Task to carry out: Look at the entries below and reproduce them exactly.
==========
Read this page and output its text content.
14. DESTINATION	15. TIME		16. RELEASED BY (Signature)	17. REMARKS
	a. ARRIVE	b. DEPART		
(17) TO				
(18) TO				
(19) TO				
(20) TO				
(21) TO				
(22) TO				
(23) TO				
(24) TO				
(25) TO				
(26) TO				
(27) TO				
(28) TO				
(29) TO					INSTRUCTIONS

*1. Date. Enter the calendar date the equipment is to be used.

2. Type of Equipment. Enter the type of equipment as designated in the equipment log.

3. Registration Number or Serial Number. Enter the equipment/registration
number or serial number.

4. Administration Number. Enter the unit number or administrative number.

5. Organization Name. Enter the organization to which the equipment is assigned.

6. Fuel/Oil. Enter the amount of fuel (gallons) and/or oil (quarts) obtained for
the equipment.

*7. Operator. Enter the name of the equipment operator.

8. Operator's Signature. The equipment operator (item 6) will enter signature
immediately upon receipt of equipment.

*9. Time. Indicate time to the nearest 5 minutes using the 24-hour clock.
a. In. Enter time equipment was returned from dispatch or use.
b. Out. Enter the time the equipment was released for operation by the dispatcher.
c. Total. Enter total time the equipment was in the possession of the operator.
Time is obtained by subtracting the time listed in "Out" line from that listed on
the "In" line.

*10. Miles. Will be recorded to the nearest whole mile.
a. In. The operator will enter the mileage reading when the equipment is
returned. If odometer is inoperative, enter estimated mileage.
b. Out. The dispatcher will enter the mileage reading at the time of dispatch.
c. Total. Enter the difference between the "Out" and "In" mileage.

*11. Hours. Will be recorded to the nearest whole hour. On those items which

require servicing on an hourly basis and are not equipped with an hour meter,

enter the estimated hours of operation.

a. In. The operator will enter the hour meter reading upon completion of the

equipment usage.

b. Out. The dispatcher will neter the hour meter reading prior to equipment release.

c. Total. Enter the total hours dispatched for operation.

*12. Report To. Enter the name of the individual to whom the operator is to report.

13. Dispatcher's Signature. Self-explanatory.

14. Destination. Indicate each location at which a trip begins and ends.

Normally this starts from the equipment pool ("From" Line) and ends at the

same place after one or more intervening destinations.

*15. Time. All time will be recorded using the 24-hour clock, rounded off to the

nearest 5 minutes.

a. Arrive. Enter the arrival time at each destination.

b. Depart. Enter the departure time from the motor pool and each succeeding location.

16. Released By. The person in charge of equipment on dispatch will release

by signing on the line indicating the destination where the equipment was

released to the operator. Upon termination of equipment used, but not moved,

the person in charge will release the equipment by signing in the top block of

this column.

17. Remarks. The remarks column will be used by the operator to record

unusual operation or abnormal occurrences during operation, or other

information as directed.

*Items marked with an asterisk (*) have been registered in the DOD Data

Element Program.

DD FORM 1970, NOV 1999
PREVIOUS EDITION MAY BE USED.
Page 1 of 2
==========
Written solution:
Read this page and output its text content.
14. DESTINATION	15. TIME		16. RELEASED BY (Signature)	17. REMARKS
	a. ARRIVE	b. DEPART		
(17) TO				
(18) TO				
(19) TO				
(20) TO				
(21) TO				
(22) TO				
(23) TO				
(24) TO				
(25) TO				
(26) TO				
(27) TO				
(28) TO				
(29) TO					INSTRUCTIONS

*1. Date. Enter the calendar date the equipment is to be used.

2. Type of Equipment. Enter the type of equipment as designated in the equipment log.

3. Registration Number or Serial Number. Enter the equipment/registration
number or serial number.

4. Administration Number. Enter the unit number or administrative number.

5. Organization Name. Enter the organization to which the equipment is assigned.

6. Fuel/Oil. Enter the amount of fuel (gallons) and/or oil (quarts) obtained for
the equipment.

*7. Operator. Enter the name of the equipment operator.

8. Operator's Signature. The equipment operator (item 6) will enter signature
immediately upon receipt of equipment.

*9. Time. Indicate time to the nearest 5 minutes using the 24-hour clock.
a. In. Enter time equipment was returned from dispatch or use.
b. Out. Enter the time the equipment was released for operation by the dispatcher.
c. Total. Enter total time the equipment was in the possession of the operator.
Time is obtained by subtracting the time listed in "Out" line from that listed on
the "In" line.

*10. Miles. Will be recorded to the nearest whole mile.
a. In. The operator will enter the mileage reading when the equipment is
returned. If odometer is inoperative, enter estimated mileage.
b. Out. The dispatcher will enter the mileage reading at the time of dispatch.
c. Total. Enter the difference between the "Out" and "In" mileage.

*11. Hours. Will be recorded to the nearest whole hour. On those items which

require servicing on an hourly basis and are not equipped with an hour meter,

enter the estimated hours of operation.

a. In. The operator will enter the hour meter reading upon completion of the

equipment usage.

b. Out. The dispatcher will neter the hour meter reading prior to equipment release.

c. Total. Enter the total hours dispatched for operation.

*12. Report To. Enter the name of the individual to whom the operator is to report.

13. Dispatcher's Signature. Self-explanatory.

14. Destination. Indicate each location at which a trip begins and ends.

Normally this starts from the equipment pool ("From" Line) and ends at the

same place after one or more intervening destinations.

*15. Time. All time will be recorded using the 24-hour clock, rounded off to the

nearest 5 minutes.

a. Arrive. Enter the arrival time at each destination.

b. Depart. Enter the departure time from the motor pool and each succeeding location.

16. Released By. The person in charge of equipment on dispatch will release

by signing on the line indicating the destination where the equipment was

released to the operator. Upon termination of equipment used, but not moved,

the person in charge will release the equipment by signing in the top block of

this column.

17. Remarks. The remarks column will be used by the operator to record

unusual operation or abnormal occurrences during operation, or other

information as directed.

*Items marked with an asterisk (*) have been registered in the DOD Data

Element Program.

DD FORM 1970, NOV 1999
PREVIOUS EDITION MAY BE USED.
Page 1 of 2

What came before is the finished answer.